*WHAT THE TASK REQUIRES:* Reproduce each line of the material precisely.

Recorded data
.....

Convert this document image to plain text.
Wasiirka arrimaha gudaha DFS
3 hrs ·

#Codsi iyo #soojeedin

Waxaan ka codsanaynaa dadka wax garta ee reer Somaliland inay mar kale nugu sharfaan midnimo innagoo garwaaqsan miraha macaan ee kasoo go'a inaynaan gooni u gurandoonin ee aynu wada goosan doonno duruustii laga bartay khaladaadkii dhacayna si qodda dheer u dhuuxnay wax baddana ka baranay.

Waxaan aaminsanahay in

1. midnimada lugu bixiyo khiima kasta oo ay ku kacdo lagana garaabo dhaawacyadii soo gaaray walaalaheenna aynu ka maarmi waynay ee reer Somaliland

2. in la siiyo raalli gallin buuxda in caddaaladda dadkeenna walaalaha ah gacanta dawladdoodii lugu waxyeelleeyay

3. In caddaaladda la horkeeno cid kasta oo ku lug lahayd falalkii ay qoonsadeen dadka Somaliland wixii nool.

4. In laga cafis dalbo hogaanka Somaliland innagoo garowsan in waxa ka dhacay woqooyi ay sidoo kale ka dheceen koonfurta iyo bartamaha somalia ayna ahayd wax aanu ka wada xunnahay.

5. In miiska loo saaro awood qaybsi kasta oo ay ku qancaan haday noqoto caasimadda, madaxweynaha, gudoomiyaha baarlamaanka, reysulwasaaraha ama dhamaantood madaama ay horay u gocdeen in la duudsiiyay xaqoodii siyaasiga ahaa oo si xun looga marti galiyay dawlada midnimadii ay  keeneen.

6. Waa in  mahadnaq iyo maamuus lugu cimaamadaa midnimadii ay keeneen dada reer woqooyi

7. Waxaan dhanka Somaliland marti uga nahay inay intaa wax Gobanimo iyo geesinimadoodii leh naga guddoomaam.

.....

*TASK SOLUTION:*
Convert this document image to plain text.
Wasiirka arrimaha gudaha DFS
3 hrs ·

#Codsi iyo #soojeedin

Waxaan ka codsanaynaa dadka wax garta ee reer Somaliland inay mar kale nugu sharfaan midnimo innagoo garwaaqsan miraha macaan ee kasoo go'a inaynaan gooni u gurandoonin ee aynu wada goosan doonno duruustii laga bartay khaladaadkii dhacayna si qodda dheer u dhuuxnay wax baddana ka baranay.

Waxaan aaminsanahay in

1. midnimada lugu bixiyo khiima kasta oo ay ku kacdo lagana garaabo dhaawacyadii soo gaaray walaalaheenna aynu ka maarmi waynay ee reer Somaliland

2. in la siiyo raalli gallin buuxda in caddaaladda dadkeenna walaalaha ah gacanta dawladdoodii lugu waxyeelleeyay

3. In caddaaladda la horkeeno cid kasta oo ku lug lahayd falalkii ay qoonsadeen dadka Somaliland wixii nool.

4. In laga cafis dalbo hogaanka Somaliland innagoo garowsan in waxa ka dhacay woqooyi ay sidoo kale ka dheceen koonfurta iyo bartamaha somalia ayna ahayd wax aanu ka wada xunnahay.

5. In miiska loo saaro awood qaybsi kasta oo ay ku qancaan haday noqoto caasimadda, madaxweynaha, gudoomiyaha baarlamaanka, reysulwasaaraha ama dhamaantood madaama ay horay u gocdeen in la duudsiiyay xaqoodii siyaasiga ahaa oo si xun looga marti galiyay dawlada midnimadii ay  keeneen.

6. Waa in  mahadnaq iyo maamuus lugu cimaamadaa midnimadii ay keeneen dada reer woqooyi

7. Waxaan dhanka Somaliland marti uga nahay inay intaa wax Gobanimo iyo geesinimadoodii leh naga guddoomaam.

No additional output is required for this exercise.